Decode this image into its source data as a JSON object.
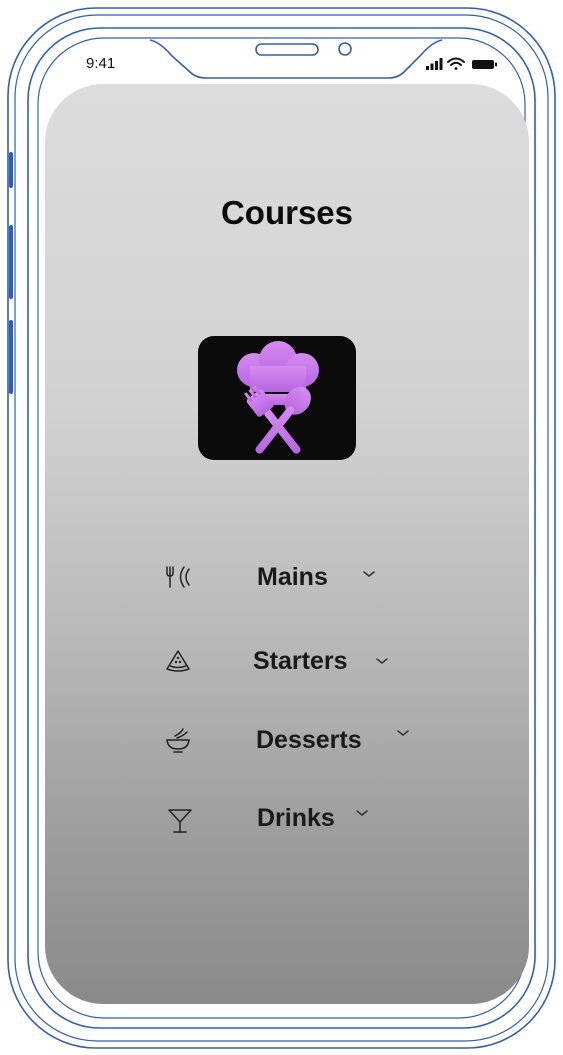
{
  "status_bar": {
    "time": "9:41",
    "signal_icon": "cellular-signal-icon",
    "wifi_icon": "wifi-icon",
    "battery_icon": "battery-icon"
  },
  "header": {
    "title": "Courses"
  },
  "logo": {
    "icon": "chef-hat-utensils-icon",
    "accent_color": "#c77ae8",
    "background_color": "#0b0b0b"
  },
  "menu": {
    "items": [
      {
        "label": "Mains",
        "icon": "fork-knife-plate-icon"
      },
      {
        "label": "Starters",
        "icon": "watermelon-slice-icon"
      },
      {
        "label": "Desserts",
        "icon": "dessert-bowl-icon"
      },
      {
        "label": "Drinks",
        "icon": "cocktail-glass-icon"
      }
    ],
    "chevron_icon": "chevron-down-icon"
  },
  "colors": {
    "frame_outline": "#2f5fb3",
    "title_text": "#0a0a0a"
  }
}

----

▶ Exercise prompt: Reproduce the records, all of them, word for word; omit the pictures.

▶ Response:
Decode this image into its source data as a JSON object.
{
  "status_bar": {
    "time": "9:41",
    "signal_icon": "cellular-signal-icon",
    "wifi_icon": "wifi-icon",
    "battery_icon": "battery-icon"
  },
  "header": {
    "title": "Courses"
  },
  "logo": {
    "icon": "chef-hat-utensils-icon",
    "accent_color": "#c77ae8",
    "background_color": "#0b0b0b"
  },
  "menu": {
    "items": [
      {
        "label": "Mains",
        "icon": "fork-knife-plate-icon"
      },
      {
        "label": "Starters",
        "icon": "watermelon-slice-icon"
      },
      {
        "label": "Desserts",
        "icon": "dessert-bowl-icon"
      },
      {
        "label": "Drinks",
        "icon": "cocktail-glass-icon"
      }
    ],
    "chevron_icon": "chevron-down-icon"
  },
  "colors": {
    "frame_outline": "#2f5fb3",
    "title_text": "#0a0a0a"
  }
}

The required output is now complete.